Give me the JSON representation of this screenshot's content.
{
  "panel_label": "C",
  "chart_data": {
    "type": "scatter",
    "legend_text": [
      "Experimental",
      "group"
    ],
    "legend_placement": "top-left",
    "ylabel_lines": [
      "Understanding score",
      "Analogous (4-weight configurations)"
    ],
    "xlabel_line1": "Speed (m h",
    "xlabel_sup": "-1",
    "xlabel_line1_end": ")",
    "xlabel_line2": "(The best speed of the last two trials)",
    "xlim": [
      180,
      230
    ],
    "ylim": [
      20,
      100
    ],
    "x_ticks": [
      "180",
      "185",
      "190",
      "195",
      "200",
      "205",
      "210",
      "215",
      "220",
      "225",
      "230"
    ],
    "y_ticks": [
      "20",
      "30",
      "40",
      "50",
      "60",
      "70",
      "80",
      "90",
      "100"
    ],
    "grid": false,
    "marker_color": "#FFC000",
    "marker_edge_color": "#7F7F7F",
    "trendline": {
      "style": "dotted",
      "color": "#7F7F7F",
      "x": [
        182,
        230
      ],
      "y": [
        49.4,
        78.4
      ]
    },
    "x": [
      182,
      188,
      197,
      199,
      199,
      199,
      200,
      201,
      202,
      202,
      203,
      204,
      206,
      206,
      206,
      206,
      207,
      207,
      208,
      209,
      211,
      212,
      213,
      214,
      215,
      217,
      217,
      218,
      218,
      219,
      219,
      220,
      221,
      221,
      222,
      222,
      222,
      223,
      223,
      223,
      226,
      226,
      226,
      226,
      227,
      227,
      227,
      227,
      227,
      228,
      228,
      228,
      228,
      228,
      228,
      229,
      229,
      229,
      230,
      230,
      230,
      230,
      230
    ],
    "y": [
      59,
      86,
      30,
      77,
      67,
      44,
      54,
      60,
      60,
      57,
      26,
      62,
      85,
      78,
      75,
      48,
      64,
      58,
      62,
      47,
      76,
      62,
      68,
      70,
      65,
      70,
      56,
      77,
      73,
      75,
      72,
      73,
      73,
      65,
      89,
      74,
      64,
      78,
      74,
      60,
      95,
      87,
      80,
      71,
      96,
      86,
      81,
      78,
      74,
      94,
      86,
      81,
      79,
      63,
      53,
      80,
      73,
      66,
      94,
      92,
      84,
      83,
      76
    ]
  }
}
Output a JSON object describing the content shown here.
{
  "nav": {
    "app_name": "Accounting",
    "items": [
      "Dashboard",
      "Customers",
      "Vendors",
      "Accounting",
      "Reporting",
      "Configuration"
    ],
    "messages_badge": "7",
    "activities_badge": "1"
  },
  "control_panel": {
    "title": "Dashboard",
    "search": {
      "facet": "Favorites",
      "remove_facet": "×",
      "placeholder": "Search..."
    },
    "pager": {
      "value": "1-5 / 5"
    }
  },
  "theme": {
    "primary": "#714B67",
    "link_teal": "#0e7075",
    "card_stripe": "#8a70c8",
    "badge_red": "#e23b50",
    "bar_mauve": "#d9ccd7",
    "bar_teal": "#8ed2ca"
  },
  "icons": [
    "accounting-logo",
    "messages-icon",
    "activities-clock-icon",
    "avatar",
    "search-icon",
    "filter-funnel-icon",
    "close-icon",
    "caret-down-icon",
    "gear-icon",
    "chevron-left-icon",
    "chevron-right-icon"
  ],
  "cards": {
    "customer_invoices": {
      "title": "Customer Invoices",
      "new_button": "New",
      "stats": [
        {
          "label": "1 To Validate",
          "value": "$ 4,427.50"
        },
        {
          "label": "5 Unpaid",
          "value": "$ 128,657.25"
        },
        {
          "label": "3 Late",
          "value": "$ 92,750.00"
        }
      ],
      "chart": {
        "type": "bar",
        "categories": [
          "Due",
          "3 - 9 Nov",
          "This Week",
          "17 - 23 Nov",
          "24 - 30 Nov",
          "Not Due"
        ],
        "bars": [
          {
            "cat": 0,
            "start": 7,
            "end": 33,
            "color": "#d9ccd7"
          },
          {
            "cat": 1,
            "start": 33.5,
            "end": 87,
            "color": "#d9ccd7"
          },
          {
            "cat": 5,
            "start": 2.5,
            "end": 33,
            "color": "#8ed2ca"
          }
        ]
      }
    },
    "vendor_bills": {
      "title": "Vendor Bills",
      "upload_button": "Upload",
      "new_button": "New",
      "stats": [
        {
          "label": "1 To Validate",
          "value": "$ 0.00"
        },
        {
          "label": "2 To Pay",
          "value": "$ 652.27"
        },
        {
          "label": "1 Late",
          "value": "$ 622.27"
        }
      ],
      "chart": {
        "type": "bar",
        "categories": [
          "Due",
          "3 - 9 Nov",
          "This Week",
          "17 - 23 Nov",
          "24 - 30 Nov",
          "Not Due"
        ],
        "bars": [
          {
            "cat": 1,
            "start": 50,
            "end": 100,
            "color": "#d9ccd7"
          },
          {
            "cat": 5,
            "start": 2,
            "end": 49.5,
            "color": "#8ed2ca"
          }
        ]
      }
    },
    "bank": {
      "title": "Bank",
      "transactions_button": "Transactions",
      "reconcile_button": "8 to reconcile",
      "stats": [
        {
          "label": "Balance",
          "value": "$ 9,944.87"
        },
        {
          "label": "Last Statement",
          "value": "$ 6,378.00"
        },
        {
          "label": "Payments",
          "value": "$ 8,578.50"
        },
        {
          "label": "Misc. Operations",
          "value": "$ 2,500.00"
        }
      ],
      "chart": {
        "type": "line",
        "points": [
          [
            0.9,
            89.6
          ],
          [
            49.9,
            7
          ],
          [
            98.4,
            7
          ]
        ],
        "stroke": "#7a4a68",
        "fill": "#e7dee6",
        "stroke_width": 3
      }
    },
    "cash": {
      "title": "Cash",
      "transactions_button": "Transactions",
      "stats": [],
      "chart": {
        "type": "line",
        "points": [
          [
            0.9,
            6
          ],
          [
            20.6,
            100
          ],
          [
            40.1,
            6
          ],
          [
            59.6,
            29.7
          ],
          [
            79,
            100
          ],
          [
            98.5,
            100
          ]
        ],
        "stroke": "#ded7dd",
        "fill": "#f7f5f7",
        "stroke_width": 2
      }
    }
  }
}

★ ★ ★ ★

§ **GOAL OF THE EXERCISE**
Every entry must be retyped in full, exactly as given.

§ **WRITTEN SOLUTION**
Give me the JSON representation of this screenshot's content.
{
  "panel_label": "C",
  "chart_data": {
    "type": "scatter",
    "legend_text": [
      "Experimental",
      "group"
    ],
    "legend_placement": "top-left",
    "ylabel_lines": [
      "Understanding score",
      "Analogous (4-weight configurations)"
    ],
    "xlabel_line1": "Speed (m h",
    "xlabel_sup": "-1",
    "xlabel_line1_end": ")",
    "xlabel_line2": "(The best speed of the last two trials)",
    "xlim": [
      180,
      230
    ],
    "ylim": [
      20,
      100
    ],
    "x_ticks": [
      "180",
      "185",
      "190",
      "195",
      "200",
      "205",
      "210",
      "215",
      "220",
      "225",
      "230"
    ],
    "y_ticks": [
      "20",
      "30",
      "40",
      "50",
      "60",
      "70",
      "80",
      "90",
      "100"
    ],
    "grid": false,
    "marker_color": "#FFC000",
    "marker_edge_color": "#7F7F7F",
    "trendline": {
      "style": "dotted",
      "color": "#7F7F7F",
      "x": [
        182,
        230
      ],
      "y": [
        49.4,
        78.4
      ]
    },
    "x": [
      182,
      188,
      197,
      199,
      199,
      199,
      200,
      201,
      202,
      202,
      203,
      204,
      206,
      206,
      206,
      206,
      207,
      207,
      208,
      209,
      211,
      212,
      213,
      214,
      215,
      217,
      217,
      218,
      218,
      219,
      219,
      220,
      221,
      221,
      222,
      222,
      222,
      223,
      223,
      223,
      226,
      226,
      226,
      226,
      227,
      227,
      227,
      227,
      227,
      228,
      228,
      228,
      228,
      228,
      228,
      229,
      229,
      229,
      230,
      230,
      230,
      230,
      230
    ],
    "y": [
      59,
      86,
      30,
      77,
      67,
      44,
      54,
      60,
      60,
      57,
      26,
      62,
      85,
      78,
      75,
      48,
      64,
      58,
      62,
      47,
      76,
      62,
      68,
      70,
      65,
      70,
      56,
      77,
      73,
      75,
      72,
      73,
      73,
      65,
      89,
      74,
      64,
      78,
      74,
      60,
      95,
      87,
      80,
      71,
      96,
      86,
      81,
      78,
      74,
      94,
      86,
      81,
      79,
      63,
      53,
      80,
      73,
      66,
      94,
      92,
      84,
      83,
      76
    ]
  }
}
Output a JSON object describing the content shown here.
{
  "nav": {
    "app_name": "Accounting",
    "items": [
      "Dashboard",
      "Customers",
      "Vendors",
      "Accounting",
      "Reporting",
      "Configuration"
    ],
    "messages_badge": "7",
    "activities_badge": "1"
  },
  "control_panel": {
    "title": "Dashboard",
    "search": {
      "facet": "Favorites",
      "remove_facet": "×",
      "placeholder": "Search..."
    },
    "pager": {
      "value": "1-5 / 5"
    }
  },
  "theme": {
    "primary": "#714B67",
    "link_teal": "#0e7075",
    "card_stripe": "#8a70c8",
    "badge_red": "#e23b50",
    "bar_mauve": "#d9ccd7",
    "bar_teal": "#8ed2ca"
  },
  "icons": [
    "accounting-logo",
    "messages-icon",
    "activities-clock-icon",
    "avatar",
    "search-icon",
    "filter-funnel-icon",
    "close-icon",
    "caret-down-icon",
    "gear-icon",
    "chevron-left-icon",
    "chevron-right-icon"
  ],
  "cards": {
    "customer_invoices": {
      "title": "Customer Invoices",
      "new_button": "New",
      "stats": [
        {
          "label": "1 To Validate",
          "value": "$ 4,427.50"
        },
        {
          "label": "5 Unpaid",
          "value": "$ 128,657.25"
        },
        {
          "label": "3 Late",
          "value": "$ 92,750.00"
        }
      ],
      "chart": {
        "type": "bar",
        "categories": [
          "Due",
          "3 - 9 Nov",
          "This Week",
          "17 - 23 Nov",
          "24 - 30 Nov",
          "Not Due"
        ],
        "bars": [
          {
            "cat": 0,
            "start": 7,
            "end": 33,
            "color": "#d9ccd7"
          },
          {
            "cat": 1,
            "start": 33.5,
            "end": 87,
            "color": "#d9ccd7"
          },
          {
            "cat": 5,
            "start": 2.5,
            "end": 33,
            "color": "#8ed2ca"
          }
        ]
      }
    },
    "vendor_bills": {
      "title": "Vendor Bills",
      "upload_button": "Upload",
      "new_button": "New",
      "stats": [
        {
          "label": "1 To Validate",
          "value": "$ 0.00"
        },
        {
          "label": "2 To Pay",
          "value": "$ 652.27"
        },
        {
          "label": "1 Late",
          "value": "$ 622.27"
        }
      ],
      "chart": {
        "type": "bar",
        "categories": [
          "Due",
          "3 - 9 Nov",
          "This Week",
          "17 - 23 Nov",
          "24 - 30 Nov",
          "Not Due"
        ],
        "bars": [
          {
            "cat": 1,
            "start": 50,
            "end": 100,
            "color": "#d9ccd7"
          },
          {
            "cat": 5,
            "start": 2,
            "end": 49.5,
            "color": "#8ed2ca"
          }
        ]
      }
    },
    "bank": {
      "title": "Bank",
      "transactions_button": "Transactions",
      "reconcile_button": "8 to reconcile",
      "stats": [
        {
          "label": "Balance",
          "value": "$ 9,944.87"
        },
        {
          "label": "Last Statement",
          "value": "$ 6,378.00"
        },
        {
          "label": "Payments",
          "value": "$ 8,578.50"
        },
        {
          "label": "Misc. Operations",
          "value": "$ 2,500.00"
        }
      ],
      "chart": {
        "type": "line",
        "points": [
          [
            0.9,
            89.6
          ],
          [
            49.9,
            7
          ],
          [
            98.4,
            7
          ]
        ],
        "stroke": "#7a4a68",
        "fill": "#e7dee6",
        "stroke_width": 3
      }
    },
    "cash": {
      "title": "Cash",
      "transactions_button": "Transactions",
      "stats": [],
      "chart": {
        "type": "line",
        "points": [
          [
            0.9,
            6
          ],
          [
            20.6,
            100
          ],
          [
            40.1,
            6
          ],
          [
            59.6,
            29.7
          ],
          [
            79,
            100
          ],
          [
            98.5,
            100
          ]
        ],
        "stroke": "#ded7dd",
        "fill": "#f7f5f7",
        "stroke_width": 2
      }
    }
  }
}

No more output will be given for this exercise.